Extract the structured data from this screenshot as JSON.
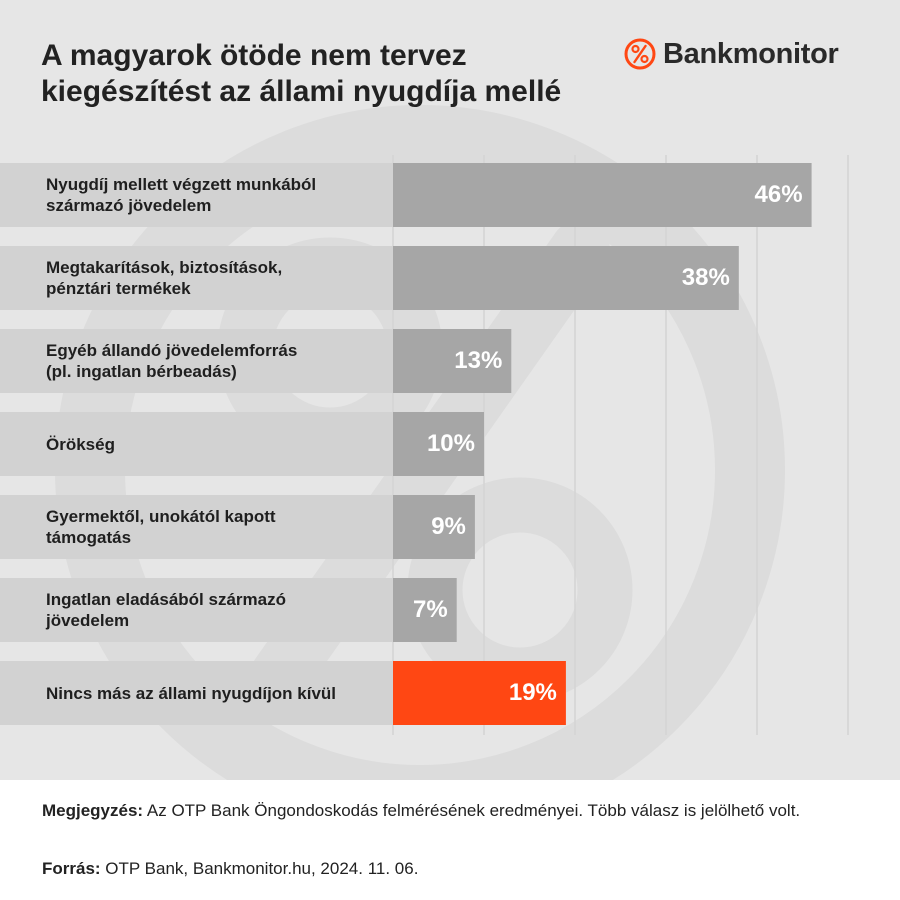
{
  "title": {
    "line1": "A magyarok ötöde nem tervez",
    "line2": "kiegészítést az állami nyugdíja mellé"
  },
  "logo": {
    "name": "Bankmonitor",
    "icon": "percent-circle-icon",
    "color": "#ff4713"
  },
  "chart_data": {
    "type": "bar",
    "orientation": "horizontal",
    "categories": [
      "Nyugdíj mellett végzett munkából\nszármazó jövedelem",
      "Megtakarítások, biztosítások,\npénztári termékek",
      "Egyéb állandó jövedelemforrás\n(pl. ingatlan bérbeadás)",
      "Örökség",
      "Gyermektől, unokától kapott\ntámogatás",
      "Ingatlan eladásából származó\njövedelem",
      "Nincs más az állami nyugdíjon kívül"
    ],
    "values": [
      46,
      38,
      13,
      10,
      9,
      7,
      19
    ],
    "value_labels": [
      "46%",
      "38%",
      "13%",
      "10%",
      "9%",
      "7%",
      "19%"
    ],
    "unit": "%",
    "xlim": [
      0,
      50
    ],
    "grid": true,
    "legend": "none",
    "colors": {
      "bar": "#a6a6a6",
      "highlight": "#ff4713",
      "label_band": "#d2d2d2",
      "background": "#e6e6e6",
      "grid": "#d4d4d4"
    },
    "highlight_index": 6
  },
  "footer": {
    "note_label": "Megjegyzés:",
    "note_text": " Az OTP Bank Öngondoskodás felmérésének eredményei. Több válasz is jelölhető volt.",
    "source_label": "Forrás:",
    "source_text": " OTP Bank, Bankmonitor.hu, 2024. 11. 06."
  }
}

══════════

• [EXERCISE] Every entry should be returned exactly as written, minus the pictures.

• [TASK RESULT]
Extract the structured data from this screenshot as JSON.
{
  "title": {
    "line1": "A magyarok ötöde nem tervez",
    "line2": "kiegészítést az állami nyugdíja mellé"
  },
  "logo": {
    "name": "Bankmonitor",
    "icon": "percent-circle-icon",
    "color": "#ff4713"
  },
  "chart_data": {
    "type": "bar",
    "orientation": "horizontal",
    "categories": [
      "Nyugdíj mellett végzett munkából\nszármazó jövedelem",
      "Megtakarítások, biztosítások,\npénztári termékek",
      "Egyéb állandó jövedelemforrás\n(pl. ingatlan bérbeadás)",
      "Örökség",
      "Gyermektől, unokától kapott\ntámogatás",
      "Ingatlan eladásából származó\njövedelem",
      "Nincs más az állami nyugdíjon kívül"
    ],
    "values": [
      46,
      38,
      13,
      10,
      9,
      7,
      19
    ],
    "value_labels": [
      "46%",
      "38%",
      "13%",
      "10%",
      "9%",
      "7%",
      "19%"
    ],
    "unit": "%",
    "xlim": [
      0,
      50
    ],
    "grid": true,
    "legend": "none",
    "colors": {
      "bar": "#a6a6a6",
      "highlight": "#ff4713",
      "label_band": "#d2d2d2",
      "background": "#e6e6e6",
      "grid": "#d4d4d4"
    },
    "highlight_index": 6
  },
  "footer": {
    "note_label": "Megjegyzés:",
    "note_text": " Az OTP Bank Öngondoskodás felmérésének eredményei. Több válasz is jelölhető volt.",
    "source_label": "Forrás:",
    "source_text": " OTP Bank, Bankmonitor.hu, 2024. 11. 06."
  }
}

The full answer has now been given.